§ Instructions for the task:
The records below must be copied in full; omit the images.

### Provided data ###

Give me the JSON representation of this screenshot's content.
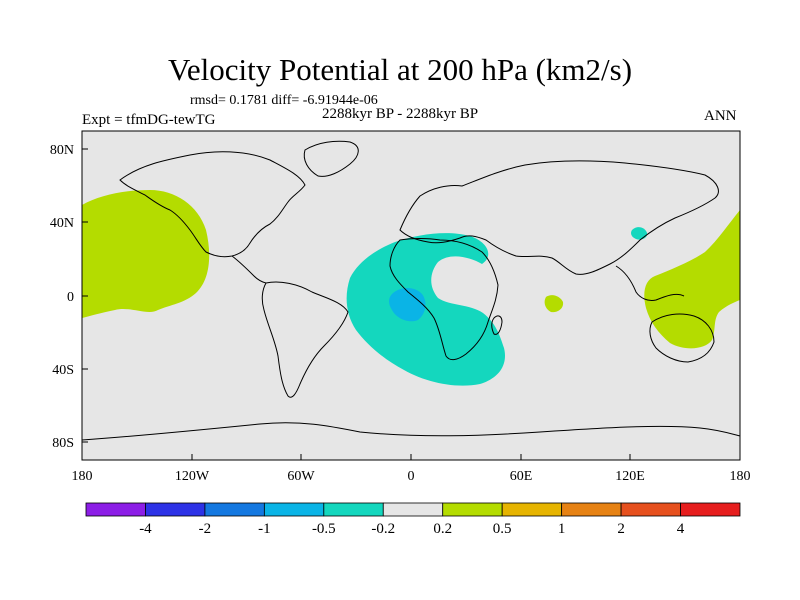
{
  "title": "Velocity Potential at 200 hPa (km2/s)",
  "stats": {
    "text": "rmsd= 0.1781 diff= -6.91944e-06"
  },
  "period": "2288kyr BP - 2288kyr BP",
  "experiment": "Expt = tfmDG-tewTG",
  "season": "ANN",
  "axes": {
    "x_ticks": [
      "180",
      "120W",
      "60W",
      "0",
      "60E",
      "120E",
      "180"
    ],
    "y_ticks": [
      "80N",
      "40N",
      "0",
      "40S",
      "80S"
    ]
  },
  "colorbar": {
    "labels": [
      "-4",
      "-2",
      "-1",
      "-0.5",
      "-0.2",
      "0.2",
      "0.5",
      "1",
      "2",
      "4"
    ],
    "colors": [
      "#8c1ee6",
      "#2d32e6",
      "#1478e0",
      "#0ab4e6",
      "#14d7be",
      "#e6e6e6",
      "#b4dc00",
      "#e6b400",
      "#e68214",
      "#e6501e",
      "#e61e1e"
    ]
  },
  "regions": [
    {
      "name": "north-pacific-positive",
      "level": "0.2 to 0.5"
    },
    {
      "name": "western-pacific-positive",
      "level": "0.2 to 0.5"
    },
    {
      "name": "indian-ocean-positive",
      "level": "0.2 to 0.5"
    },
    {
      "name": "atlantic-africa-negative",
      "level": "-0.5 to -0.2"
    },
    {
      "name": "central-africa-negative",
      "level": "-1 to -0.5"
    },
    {
      "name": "east-asia-negative",
      "level": "-0.5 to -0.2"
    }
  ]
}
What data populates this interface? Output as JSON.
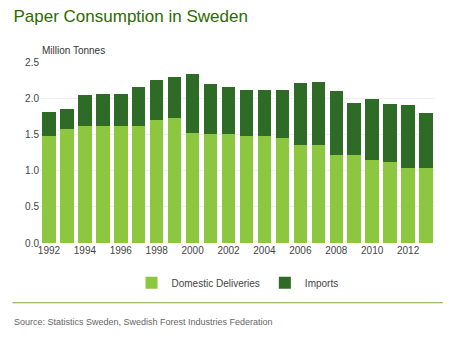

###

§ Solved problem:
Give me the JSON representation of this screenshot's content.
{
  "title": "Velocity Potential at 200 hPa (km2/s)",
  "stats": {
    "text": "rmsd= 0.1781 diff= -6.91944e-06"
  },
  "period": "2288kyr BP - 2288kyr BP",
  "experiment": "Expt = tfmDG-tewTG",
  "season": "ANN",
  "axes": {
    "x_ticks": [
      "180",
      "120W",
      "60W",
      "0",
      "60E",
      "120E",
      "180"
    ],
    "y_ticks": [
      "80N",
      "40N",
      "0",
      "40S",
      "80S"
    ]
  },
  "colorbar": {
    "labels": [
      "-4",
      "-2",
      "-1",
      "-0.5",
      "-0.2",
      "0.2",
      "0.5",
      "1",
      "2",
      "4"
    ],
    "colors": [
      "#8c1ee6",
      "#2d32e6",
      "#1478e0",
      "#0ab4e6",
      "#14d7be",
      "#e6e6e6",
      "#b4dc00",
      "#e6b400",
      "#e68214",
      "#e6501e",
      "#e61e1e"
    ]
  },
  "regions": [
    {
      "name": "north-pacific-positive",
      "level": "0.2 to 0.5"
    },
    {
      "name": "western-pacific-positive",
      "level": "0.2 to 0.5"
    },
    {
      "name": "indian-ocean-positive",
      "level": "0.2 to 0.5"
    },
    {
      "name": "atlantic-africa-negative",
      "level": "-0.5 to -0.2"
    },
    {
      "name": "central-africa-negative",
      "level": "-1 to -0.5"
    },
    {
      "name": "east-asia-negative",
      "level": "-0.5 to -0.2"
    }
  ]
}
What data populates this interface? Output as JSON.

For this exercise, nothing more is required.